◆ **Text segment**
+ + + +

Afghan refugees from Helmand and Kandahar provinces in Kabul (photo: DW/H. Sirat)
Does anyone care? The ongoing conflict with the Taliban is causing huge suffering among the Afghan population. According to a report by Amnesty International, there are currently twice as many displaced people within the country as there were in 2012. The number of internal refugees rose from a scant 500,000 in 2012 to 1.2 million in April of this year. The organisation blames the Afghan government and the waning of international interest in Afghanistan

Uncertain future

As ever in this war, the civilian population is on the losing side. More than 11,000 dead and injured people in the year 2015 and a new record high in the number of people injured in the current year make it clear just how dramatic the situation is at the present time.

The Afghan government of national unity under Ashraf Ghani and Abdullah Abdullah is facing huge challenges and has already failed in the eyes of many Afghans. The economic crisis could not be halted, the war continues to escalate and the first four months of 2016 saw in excess of 100,000 new internally displaced people join the existing number of more than one million.

+ + + +

◆ **Written instruction A**
According to the passage on displacement in Afghanistan, how many internal refugees were there in the country in April of this year?
◆ **Written instruction B**
Extend the passage on displacement in Afghanistan by writing what comes after its final sentence.

◆ **Dataset content**

+ + + +

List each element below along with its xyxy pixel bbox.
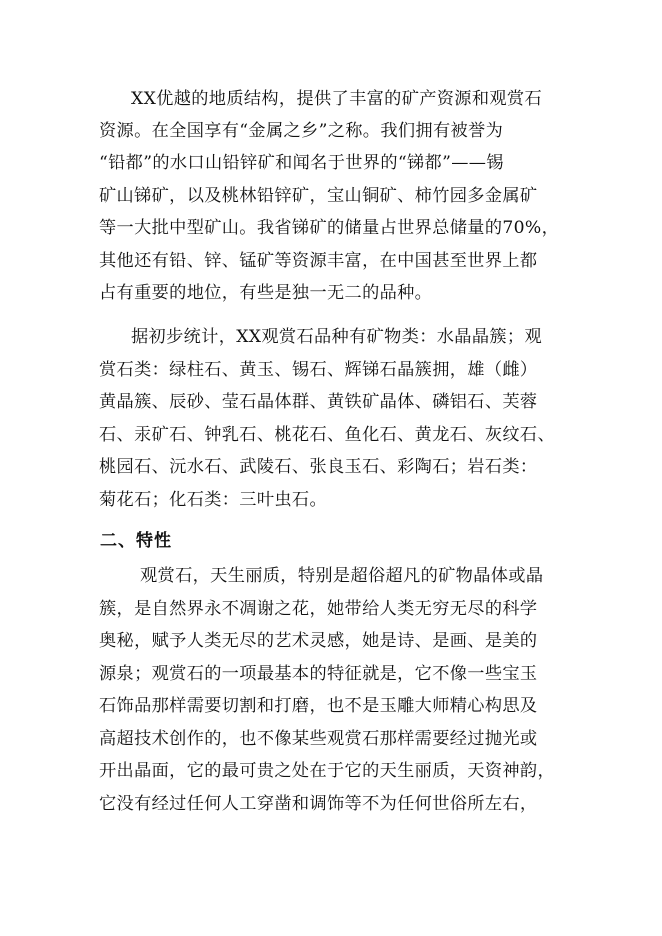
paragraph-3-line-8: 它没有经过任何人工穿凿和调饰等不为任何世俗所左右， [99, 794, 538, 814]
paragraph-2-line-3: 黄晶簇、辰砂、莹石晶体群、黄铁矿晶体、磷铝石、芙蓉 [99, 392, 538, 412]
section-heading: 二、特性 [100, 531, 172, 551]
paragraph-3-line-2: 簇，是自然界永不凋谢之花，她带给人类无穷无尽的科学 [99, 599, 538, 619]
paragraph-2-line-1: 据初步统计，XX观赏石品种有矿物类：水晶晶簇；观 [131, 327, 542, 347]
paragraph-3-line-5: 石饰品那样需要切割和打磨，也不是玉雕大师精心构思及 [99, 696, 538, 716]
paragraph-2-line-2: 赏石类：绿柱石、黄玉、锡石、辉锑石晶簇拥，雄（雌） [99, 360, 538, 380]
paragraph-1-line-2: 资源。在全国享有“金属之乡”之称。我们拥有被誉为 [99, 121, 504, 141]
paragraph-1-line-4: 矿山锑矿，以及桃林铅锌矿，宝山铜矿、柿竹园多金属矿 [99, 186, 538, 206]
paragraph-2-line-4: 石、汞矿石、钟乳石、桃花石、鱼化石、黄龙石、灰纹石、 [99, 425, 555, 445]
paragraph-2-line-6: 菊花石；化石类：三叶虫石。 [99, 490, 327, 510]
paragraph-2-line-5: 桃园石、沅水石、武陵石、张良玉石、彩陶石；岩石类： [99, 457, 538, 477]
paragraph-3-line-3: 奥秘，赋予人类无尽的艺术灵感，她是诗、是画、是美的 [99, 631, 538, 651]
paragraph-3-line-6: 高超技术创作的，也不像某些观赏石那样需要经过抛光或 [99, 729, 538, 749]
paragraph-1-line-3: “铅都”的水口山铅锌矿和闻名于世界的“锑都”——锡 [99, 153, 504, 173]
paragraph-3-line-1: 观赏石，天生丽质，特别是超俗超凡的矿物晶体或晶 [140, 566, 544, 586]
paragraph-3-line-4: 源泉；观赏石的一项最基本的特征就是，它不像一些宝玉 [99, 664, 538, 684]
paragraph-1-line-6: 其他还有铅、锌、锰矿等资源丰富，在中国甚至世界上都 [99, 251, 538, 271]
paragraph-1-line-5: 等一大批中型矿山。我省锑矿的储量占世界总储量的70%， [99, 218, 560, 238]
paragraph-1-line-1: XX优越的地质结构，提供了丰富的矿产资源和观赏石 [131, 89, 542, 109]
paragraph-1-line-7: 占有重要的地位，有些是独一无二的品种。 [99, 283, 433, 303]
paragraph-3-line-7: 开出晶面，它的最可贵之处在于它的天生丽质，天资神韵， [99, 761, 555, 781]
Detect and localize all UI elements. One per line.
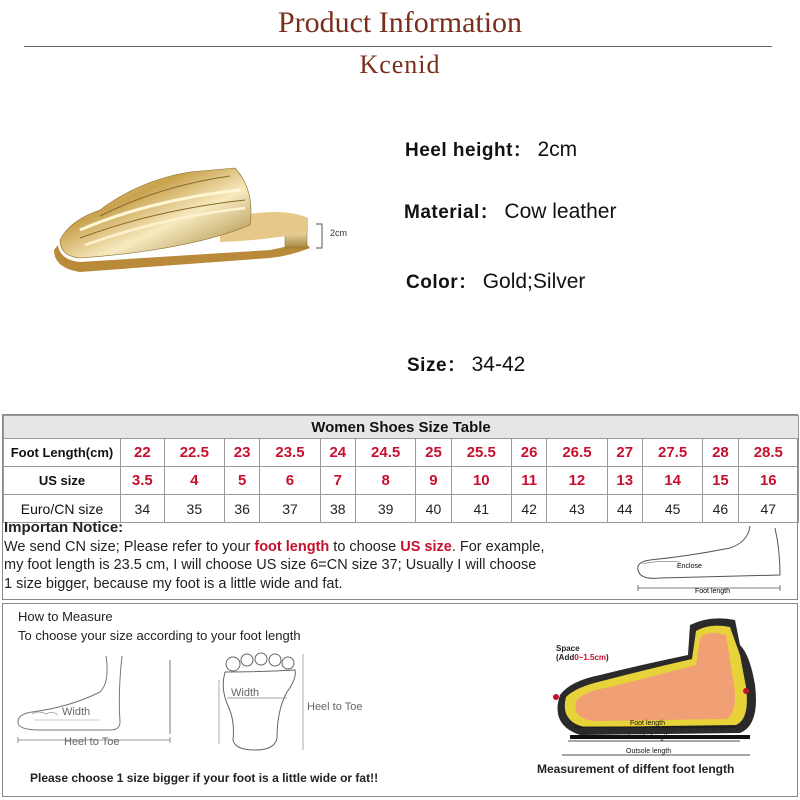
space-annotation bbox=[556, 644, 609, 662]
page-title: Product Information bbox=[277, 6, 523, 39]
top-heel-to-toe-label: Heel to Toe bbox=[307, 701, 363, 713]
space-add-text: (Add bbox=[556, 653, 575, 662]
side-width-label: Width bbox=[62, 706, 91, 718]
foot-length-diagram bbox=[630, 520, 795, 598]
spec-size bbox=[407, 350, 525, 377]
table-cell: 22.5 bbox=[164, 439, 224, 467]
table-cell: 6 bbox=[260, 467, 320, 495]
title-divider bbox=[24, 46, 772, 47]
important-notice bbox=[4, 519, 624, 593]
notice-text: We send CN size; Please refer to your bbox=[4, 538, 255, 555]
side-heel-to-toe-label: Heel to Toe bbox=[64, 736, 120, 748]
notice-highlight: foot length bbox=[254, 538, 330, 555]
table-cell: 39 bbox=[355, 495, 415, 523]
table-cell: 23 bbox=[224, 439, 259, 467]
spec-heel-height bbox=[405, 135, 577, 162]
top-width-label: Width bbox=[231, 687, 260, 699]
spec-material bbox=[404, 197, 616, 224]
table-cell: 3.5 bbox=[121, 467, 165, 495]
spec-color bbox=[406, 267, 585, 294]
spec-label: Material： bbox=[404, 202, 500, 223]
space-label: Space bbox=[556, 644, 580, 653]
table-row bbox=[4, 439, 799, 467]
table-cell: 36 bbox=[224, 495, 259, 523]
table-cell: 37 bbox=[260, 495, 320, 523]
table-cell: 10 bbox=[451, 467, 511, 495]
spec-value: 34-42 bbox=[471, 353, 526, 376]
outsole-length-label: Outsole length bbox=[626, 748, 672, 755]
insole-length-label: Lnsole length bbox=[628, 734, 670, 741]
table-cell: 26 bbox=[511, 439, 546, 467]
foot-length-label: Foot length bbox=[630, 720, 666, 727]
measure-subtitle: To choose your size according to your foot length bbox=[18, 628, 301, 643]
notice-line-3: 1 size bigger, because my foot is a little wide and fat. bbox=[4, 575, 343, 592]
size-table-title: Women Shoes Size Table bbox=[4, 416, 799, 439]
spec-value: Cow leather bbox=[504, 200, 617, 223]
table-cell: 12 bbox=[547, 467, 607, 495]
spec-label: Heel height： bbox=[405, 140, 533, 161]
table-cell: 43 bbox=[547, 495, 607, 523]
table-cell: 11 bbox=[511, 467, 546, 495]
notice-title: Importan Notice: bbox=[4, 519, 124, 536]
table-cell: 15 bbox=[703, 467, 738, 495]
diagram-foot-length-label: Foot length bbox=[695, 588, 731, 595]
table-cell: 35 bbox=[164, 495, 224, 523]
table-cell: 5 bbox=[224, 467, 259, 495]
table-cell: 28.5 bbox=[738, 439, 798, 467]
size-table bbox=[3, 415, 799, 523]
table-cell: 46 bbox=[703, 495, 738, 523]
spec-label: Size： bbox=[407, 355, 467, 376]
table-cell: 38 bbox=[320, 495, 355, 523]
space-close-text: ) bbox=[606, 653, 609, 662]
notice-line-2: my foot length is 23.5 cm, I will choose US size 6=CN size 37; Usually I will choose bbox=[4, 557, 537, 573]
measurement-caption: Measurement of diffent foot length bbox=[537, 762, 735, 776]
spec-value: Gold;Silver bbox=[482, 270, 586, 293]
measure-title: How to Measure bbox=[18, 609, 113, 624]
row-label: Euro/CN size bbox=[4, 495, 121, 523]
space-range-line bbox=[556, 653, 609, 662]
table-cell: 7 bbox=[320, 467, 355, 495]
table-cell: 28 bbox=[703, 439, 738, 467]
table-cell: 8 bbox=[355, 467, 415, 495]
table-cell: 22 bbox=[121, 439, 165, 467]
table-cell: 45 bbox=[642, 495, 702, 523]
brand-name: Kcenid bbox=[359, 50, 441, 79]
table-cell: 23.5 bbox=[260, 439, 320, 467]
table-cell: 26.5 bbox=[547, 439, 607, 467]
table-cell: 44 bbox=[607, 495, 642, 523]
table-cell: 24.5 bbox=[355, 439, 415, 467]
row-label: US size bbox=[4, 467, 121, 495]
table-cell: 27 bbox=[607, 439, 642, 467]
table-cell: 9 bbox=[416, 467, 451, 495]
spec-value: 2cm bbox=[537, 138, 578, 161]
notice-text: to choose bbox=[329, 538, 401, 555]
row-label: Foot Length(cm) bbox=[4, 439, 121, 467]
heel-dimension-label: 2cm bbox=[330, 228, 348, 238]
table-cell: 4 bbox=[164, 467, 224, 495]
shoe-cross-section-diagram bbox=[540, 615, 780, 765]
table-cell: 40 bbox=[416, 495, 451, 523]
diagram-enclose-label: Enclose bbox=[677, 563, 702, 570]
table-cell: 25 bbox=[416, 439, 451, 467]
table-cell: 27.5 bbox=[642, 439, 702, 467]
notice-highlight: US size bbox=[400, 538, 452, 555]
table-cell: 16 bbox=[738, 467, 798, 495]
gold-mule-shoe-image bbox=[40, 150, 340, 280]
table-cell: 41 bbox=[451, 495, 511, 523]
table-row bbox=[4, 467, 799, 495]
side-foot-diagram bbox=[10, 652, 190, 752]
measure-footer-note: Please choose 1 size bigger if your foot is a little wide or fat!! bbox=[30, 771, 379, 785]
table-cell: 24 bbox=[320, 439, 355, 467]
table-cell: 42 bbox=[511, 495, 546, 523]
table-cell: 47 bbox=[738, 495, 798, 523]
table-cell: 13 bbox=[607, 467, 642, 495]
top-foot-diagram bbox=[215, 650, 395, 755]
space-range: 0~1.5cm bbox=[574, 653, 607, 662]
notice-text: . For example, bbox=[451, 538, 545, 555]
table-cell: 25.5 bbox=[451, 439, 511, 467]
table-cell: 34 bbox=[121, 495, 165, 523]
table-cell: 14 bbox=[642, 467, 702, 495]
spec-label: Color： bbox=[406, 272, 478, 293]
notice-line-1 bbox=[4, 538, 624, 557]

+ + + +

◆ **Written answer A**
There were 1.2 million internal refugees in April of this year.

◆ **Written answer B**
Over the coming months it will also become apparent how the Taliban will conduct itself under the new leadership of Haibatullah Achundsada. In any case, the current escalation of violence appears to have postponed yet further the prospect of peace talks.

If the European states take their responsibility seriously in this situation after 15 years of military intervention in Afghanistan, a first step would be to set aside plans to repatriate people to Afghanistan. While more than 700 schools in conflict regions of Afghanistan remain closed, this would mean that Afghans in Germany would have access to education and need not worry, before attending their place of work, about whether they will return home safely.